Gather every line of the material below that contains the string "avatar". Treat the match as case-sensitive.

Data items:
▽

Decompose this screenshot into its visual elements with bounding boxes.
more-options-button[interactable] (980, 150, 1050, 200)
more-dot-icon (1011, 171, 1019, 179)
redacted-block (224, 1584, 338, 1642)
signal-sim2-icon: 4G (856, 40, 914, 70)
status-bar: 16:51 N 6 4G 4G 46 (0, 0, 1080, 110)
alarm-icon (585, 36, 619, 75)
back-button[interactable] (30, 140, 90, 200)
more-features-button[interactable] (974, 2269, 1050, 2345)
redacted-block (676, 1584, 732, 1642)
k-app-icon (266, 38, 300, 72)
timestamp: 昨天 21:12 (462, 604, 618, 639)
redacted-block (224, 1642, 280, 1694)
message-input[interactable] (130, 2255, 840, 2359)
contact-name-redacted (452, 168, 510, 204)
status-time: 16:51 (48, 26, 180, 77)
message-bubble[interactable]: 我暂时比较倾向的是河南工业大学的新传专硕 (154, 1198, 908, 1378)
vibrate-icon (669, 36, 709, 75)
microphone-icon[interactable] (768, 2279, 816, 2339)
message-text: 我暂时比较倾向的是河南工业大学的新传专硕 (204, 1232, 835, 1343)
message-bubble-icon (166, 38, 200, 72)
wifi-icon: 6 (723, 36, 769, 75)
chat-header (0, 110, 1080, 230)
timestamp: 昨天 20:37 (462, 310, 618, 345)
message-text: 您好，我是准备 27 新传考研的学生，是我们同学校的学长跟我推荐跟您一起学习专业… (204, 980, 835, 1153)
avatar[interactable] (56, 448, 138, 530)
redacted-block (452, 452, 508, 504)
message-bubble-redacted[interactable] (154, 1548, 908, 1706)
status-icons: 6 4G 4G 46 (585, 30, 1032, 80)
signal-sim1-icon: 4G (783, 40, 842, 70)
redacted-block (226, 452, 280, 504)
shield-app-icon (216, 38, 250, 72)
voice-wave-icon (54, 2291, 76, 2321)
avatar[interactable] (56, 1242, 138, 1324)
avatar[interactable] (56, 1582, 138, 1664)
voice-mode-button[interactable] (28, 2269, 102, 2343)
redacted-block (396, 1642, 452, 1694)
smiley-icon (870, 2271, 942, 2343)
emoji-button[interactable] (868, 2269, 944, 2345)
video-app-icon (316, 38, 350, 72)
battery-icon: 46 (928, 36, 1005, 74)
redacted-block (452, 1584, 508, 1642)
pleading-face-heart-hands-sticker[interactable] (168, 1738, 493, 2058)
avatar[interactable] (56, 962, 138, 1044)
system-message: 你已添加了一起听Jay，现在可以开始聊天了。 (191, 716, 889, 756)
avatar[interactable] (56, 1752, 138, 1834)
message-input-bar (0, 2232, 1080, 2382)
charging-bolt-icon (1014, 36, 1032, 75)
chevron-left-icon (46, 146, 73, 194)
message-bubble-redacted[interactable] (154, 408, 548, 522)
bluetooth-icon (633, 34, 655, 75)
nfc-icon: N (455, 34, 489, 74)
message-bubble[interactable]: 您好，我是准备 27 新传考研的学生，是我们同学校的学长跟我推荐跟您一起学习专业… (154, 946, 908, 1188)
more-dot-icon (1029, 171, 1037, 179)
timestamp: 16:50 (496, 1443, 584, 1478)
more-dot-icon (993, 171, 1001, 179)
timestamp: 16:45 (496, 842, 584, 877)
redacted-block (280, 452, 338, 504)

△

Full solution:
avatar[interactable] (56, 448, 138, 530)
avatar[interactable] (56, 1242, 138, 1324)
avatar[interactable] (56, 1582, 138, 1664)
avatar[interactable] (56, 962, 138, 1044)
avatar[interactable] (56, 1752, 138, 1834)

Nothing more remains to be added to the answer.